— START OF Listed entries —
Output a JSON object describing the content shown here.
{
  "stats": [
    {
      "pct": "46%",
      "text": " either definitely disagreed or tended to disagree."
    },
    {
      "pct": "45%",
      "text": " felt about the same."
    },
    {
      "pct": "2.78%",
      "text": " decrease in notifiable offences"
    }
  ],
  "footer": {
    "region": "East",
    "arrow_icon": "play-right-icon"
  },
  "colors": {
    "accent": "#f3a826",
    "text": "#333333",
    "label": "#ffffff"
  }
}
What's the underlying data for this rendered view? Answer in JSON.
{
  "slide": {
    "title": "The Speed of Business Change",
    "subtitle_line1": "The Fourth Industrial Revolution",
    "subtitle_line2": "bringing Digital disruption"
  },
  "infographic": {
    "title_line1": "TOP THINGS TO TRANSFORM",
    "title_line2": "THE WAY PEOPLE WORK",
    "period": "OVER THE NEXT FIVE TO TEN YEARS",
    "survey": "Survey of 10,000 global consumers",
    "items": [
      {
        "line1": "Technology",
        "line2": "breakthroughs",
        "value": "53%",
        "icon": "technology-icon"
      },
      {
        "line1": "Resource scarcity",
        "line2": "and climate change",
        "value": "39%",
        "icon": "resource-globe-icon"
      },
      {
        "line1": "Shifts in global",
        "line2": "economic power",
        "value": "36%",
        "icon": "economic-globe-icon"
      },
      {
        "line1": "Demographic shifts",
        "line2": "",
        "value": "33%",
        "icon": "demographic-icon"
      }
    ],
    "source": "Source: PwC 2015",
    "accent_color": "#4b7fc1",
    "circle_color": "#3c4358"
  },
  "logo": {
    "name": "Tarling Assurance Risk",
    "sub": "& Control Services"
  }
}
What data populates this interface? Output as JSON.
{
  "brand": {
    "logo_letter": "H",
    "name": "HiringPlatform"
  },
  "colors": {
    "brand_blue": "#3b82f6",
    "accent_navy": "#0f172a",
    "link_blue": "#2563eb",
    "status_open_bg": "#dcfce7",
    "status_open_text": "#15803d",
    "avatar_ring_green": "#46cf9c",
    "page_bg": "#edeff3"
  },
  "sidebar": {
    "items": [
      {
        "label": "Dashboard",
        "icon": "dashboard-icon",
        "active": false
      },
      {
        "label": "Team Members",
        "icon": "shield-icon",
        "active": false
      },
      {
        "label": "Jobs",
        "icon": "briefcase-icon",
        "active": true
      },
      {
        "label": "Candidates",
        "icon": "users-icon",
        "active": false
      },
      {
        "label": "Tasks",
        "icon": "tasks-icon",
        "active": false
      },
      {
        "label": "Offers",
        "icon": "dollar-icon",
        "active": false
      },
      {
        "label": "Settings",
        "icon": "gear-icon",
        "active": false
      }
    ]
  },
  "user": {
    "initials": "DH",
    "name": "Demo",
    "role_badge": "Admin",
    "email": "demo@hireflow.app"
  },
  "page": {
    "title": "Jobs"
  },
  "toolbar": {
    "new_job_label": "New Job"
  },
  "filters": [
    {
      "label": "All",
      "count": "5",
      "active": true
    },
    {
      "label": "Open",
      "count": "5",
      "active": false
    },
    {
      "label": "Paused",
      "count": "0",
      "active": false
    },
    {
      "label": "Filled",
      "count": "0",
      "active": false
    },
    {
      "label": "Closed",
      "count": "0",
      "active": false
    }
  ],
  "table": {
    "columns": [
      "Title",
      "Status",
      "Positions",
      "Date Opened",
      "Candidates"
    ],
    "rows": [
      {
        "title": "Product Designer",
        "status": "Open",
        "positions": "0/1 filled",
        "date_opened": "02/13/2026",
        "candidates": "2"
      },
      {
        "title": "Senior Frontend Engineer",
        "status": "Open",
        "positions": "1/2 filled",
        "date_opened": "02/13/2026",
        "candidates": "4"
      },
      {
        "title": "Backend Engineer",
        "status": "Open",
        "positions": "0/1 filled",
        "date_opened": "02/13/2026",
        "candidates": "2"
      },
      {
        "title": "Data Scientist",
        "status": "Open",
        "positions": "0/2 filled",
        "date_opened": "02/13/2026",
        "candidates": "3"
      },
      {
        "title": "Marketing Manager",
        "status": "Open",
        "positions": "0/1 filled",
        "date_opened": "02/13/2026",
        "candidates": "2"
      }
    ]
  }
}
— END OF Listed entries —
**What is needed:** Transcribe each entry precisely, missing none.

**Reply to the exercise:**
Output a JSON object describing the content shown here.
{
  "stats": [
    {
      "pct": "46%",
      "text": " either definitely disagreed or tended to disagree."
    },
    {
      "pct": "45%",
      "text": " felt about the same."
    },
    {
      "pct": "2.78%",
      "text": " decrease in notifiable offences"
    }
  ],
  "footer": {
    "region": "East",
    "arrow_icon": "play-right-icon"
  },
  "colors": {
    "accent": "#f3a826",
    "text": "#333333",
    "label": "#ffffff"
  }
}
What's the underlying data for this rendered view? Answer in JSON.
{
  "slide": {
    "title": "The Speed of Business Change",
    "subtitle_line1": "The Fourth Industrial Revolution",
    "subtitle_line2": "bringing Digital disruption"
  },
  "infographic": {
    "title_line1": "TOP THINGS TO TRANSFORM",
    "title_line2": "THE WAY PEOPLE WORK",
    "period": "OVER THE NEXT FIVE TO TEN YEARS",
    "survey": "Survey of 10,000 global consumers",
    "items": [
      {
        "line1": "Technology",
        "line2": "breakthroughs",
        "value": "53%",
        "icon": "technology-icon"
      },
      {
        "line1": "Resource scarcity",
        "line2": "and climate change",
        "value": "39%",
        "icon": "resource-globe-icon"
      },
      {
        "line1": "Shifts in global",
        "line2": "economic power",
        "value": "36%",
        "icon": "economic-globe-icon"
      },
      {
        "line1": "Demographic shifts",
        "line2": "",
        "value": "33%",
        "icon": "demographic-icon"
      }
    ],
    "source": "Source: PwC 2015",
    "accent_color": "#4b7fc1",
    "circle_color": "#3c4358"
  },
  "logo": {
    "name": "Tarling Assurance Risk",
    "sub": "& Control Services"
  }
}
What data populates this interface? Output as JSON.
{
  "brand": {
    "logo_letter": "H",
    "name": "HiringPlatform"
  },
  "colors": {
    "brand_blue": "#3b82f6",
    "accent_navy": "#0f172a",
    "link_blue": "#2563eb",
    "status_open_bg": "#dcfce7",
    "status_open_text": "#15803d",
    "avatar_ring_green": "#46cf9c",
    "page_bg": "#edeff3"
  },
  "sidebar": {
    "items": [
      {
        "label": "Dashboard",
        "icon": "dashboard-icon",
        "active": false
      },
      {
        "label": "Team Members",
        "icon": "shield-icon",
        "active": false
      },
      {
        "label": "Jobs",
        "icon": "briefcase-icon",
        "active": true
      },
      {
        "label": "Candidates",
        "icon": "users-icon",
        "active": false
      },
      {
        "label": "Tasks",
        "icon": "tasks-icon",
        "active": false
      },
      {
        "label": "Offers",
        "icon": "dollar-icon",
        "active": false
      },
      {
        "label": "Settings",
        "icon": "gear-icon",
        "active": false
      }
    ]
  },
  "user": {
    "initials": "DH",
    "name": "Demo",
    "role_badge": "Admin",
    "email": "demo@hireflow.app"
  },
  "page": {
    "title": "Jobs"
  },
  "toolbar": {
    "new_job_label": "New Job"
  },
  "filters": [
    {
      "label": "All",
      "count": "5",
      "active": true
    },
    {
      "label": "Open",
      "count": "5",
      "active": false
    },
    {
      "label": "Paused",
      "count": "0",
      "active": false
    },
    {
      "label": "Filled",
      "count": "0",
      "active": false
    },
    {
      "label": "Closed",
      "count": "0",
      "active": false
    }
  ],
  "table": {
    "columns": [
      "Title",
      "Status",
      "Positions",
      "Date Opened",
      "Candidates"
    ],
    "rows": [
      {
        "title": "Product Designer",
        "status": "Open",
        "positions": "0/1 filled",
        "date_opened": "02/13/2026",
        "candidates": "2"
      },
      {
        "title": "Senior Frontend Engineer",
        "status": "Open",
        "positions": "1/2 filled",
        "date_opened": "02/13/2026",
        "candidates": "4"
      },
      {
        "title": "Backend Engineer",
        "status": "Open",
        "positions": "0/1 filled",
        "date_opened": "02/13/2026",
        "candidates": "2"
      },
      {
        "title": "Data Scientist",
        "status": "Open",
        "positions": "0/2 filled",
        "date_opened": "02/13/2026",
        "candidates": "3"
      },
      {
        "title": "Marketing Manager",
        "status": "Open",
        "positions": "0/1 filled",
        "date_opened": "02/13/2026",
        "candidates": "2"
      }
    ]
  }
}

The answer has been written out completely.